### Directive
In the entries below, count every line containing "wereldwijd". Return the number and nothing else.

### Source material
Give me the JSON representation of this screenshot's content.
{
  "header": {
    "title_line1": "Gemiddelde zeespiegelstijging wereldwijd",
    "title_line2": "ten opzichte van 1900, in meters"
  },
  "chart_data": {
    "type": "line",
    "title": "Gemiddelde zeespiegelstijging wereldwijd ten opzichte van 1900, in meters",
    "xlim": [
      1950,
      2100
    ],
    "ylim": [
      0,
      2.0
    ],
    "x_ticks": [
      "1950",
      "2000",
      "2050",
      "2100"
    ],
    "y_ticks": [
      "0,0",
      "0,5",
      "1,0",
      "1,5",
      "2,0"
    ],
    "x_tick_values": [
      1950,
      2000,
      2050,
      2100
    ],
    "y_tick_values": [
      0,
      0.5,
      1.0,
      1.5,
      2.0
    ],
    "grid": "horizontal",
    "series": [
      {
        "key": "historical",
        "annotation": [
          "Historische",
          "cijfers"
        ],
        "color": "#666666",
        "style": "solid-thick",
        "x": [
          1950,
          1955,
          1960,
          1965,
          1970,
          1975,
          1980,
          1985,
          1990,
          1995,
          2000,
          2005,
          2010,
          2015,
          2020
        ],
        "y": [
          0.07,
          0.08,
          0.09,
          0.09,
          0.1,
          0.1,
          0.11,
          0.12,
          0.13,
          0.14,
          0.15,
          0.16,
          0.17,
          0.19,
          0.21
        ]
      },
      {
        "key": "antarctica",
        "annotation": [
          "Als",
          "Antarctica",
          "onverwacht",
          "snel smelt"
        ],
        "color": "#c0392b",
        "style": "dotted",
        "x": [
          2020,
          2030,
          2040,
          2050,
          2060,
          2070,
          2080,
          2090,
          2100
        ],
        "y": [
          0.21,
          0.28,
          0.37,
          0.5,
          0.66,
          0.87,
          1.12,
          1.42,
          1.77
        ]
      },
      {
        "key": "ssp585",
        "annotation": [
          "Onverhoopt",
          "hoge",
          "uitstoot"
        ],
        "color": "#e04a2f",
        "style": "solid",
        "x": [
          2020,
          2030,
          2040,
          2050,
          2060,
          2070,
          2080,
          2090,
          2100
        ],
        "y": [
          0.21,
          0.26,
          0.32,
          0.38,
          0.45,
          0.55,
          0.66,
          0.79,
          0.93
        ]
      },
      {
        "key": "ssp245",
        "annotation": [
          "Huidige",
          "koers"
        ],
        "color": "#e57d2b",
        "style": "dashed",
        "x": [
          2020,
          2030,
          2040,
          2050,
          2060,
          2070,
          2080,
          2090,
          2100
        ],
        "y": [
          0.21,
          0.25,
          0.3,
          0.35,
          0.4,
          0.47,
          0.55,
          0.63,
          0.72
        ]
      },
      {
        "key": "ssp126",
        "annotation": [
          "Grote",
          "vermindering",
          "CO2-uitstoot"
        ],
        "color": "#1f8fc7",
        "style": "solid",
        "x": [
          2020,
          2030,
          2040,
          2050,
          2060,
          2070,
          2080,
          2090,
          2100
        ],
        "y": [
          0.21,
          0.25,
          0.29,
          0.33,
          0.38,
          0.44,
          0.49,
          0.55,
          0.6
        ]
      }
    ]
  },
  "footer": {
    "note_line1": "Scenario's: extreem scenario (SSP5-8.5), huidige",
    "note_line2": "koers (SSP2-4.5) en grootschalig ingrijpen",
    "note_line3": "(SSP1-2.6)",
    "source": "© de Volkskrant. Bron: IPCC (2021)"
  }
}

### Exercise result
2